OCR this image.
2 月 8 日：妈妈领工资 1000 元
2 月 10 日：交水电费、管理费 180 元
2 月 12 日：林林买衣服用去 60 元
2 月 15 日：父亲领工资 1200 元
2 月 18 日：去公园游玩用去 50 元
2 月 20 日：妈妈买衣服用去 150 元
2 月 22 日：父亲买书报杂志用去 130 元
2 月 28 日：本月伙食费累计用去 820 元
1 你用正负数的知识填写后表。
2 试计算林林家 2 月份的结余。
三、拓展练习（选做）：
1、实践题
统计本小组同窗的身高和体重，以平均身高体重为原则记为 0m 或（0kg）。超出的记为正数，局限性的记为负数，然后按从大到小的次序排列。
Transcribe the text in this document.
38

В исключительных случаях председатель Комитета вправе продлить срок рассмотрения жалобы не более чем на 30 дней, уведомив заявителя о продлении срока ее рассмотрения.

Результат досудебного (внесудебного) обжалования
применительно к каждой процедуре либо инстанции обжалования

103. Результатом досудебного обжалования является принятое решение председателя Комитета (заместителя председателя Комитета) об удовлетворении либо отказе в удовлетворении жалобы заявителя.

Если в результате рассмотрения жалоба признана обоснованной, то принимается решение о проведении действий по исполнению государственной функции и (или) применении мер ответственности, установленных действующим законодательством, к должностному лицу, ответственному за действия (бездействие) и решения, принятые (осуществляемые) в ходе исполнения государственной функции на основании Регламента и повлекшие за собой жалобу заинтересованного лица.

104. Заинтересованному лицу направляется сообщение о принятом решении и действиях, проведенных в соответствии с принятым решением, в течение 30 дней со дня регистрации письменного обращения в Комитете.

What the task asks: Each record must be repeated exactly as it is.

The completed task:
OCR this image.
2 月 8 日：妈妈领工资 1000 元
2 月 10 日：交水电费、管理费 180 元
2 月 12 日：林林买衣服用去 60 元
2 月 15 日：父亲领工资 1200 元
2 月 18 日：去公园游玩用去 50 元
2 月 20 日：妈妈买衣服用去 150 元
2 月 22 日：父亲买书报杂志用去 130 元
2 月 28 日：本月伙食费累计用去 820 元
1 你用正负数的知识填写后表。
2 试计算林林家 2 月份的结余。
三、拓展练习（选做）：
1、实践题
统计本小组同窗的身高和体重，以平均身高体重为原则记为 0m 或（0kg）。超出的记为正数，局限性的记为负数，然后按从大到小的次序排列。
Transcribe the text in this document.
38

В исключительных случаях председатель Комитета вправе продлить срок рассмотрения жалобы не более чем на 30 дней, уведомив заявителя о продлении срока ее рассмотрения.

Результат досудебного (внесудебного) обжалования
применительно к каждой процедуре либо инстанции обжалования

103. Результатом досудебного обжалования является принятое решение председателя Комитета (заместителя председателя Комитета) об удовлетворении либо отказе в удовлетворении жалобы заявителя.

Если в результате рассмотрения жалоба признана обоснованной, то принимается решение о проведении действий по исполнению государственной функции и (или) применении мер ответственности, установленных действующим законодательством, к должностному лицу, ответственному за действия (бездействие) и решения, принятые (осуществляемые) в ходе исполнения государственной функции на основании Регламента и повлекшие за собой жалобу заинтересованного лица.

104. Заинтересованному лицу направляется сообщение о принятом решении и действиях, проведенных в соответствии с принятым решением, в течение 30 дней со дня регистрации письменного обращения в Комитете.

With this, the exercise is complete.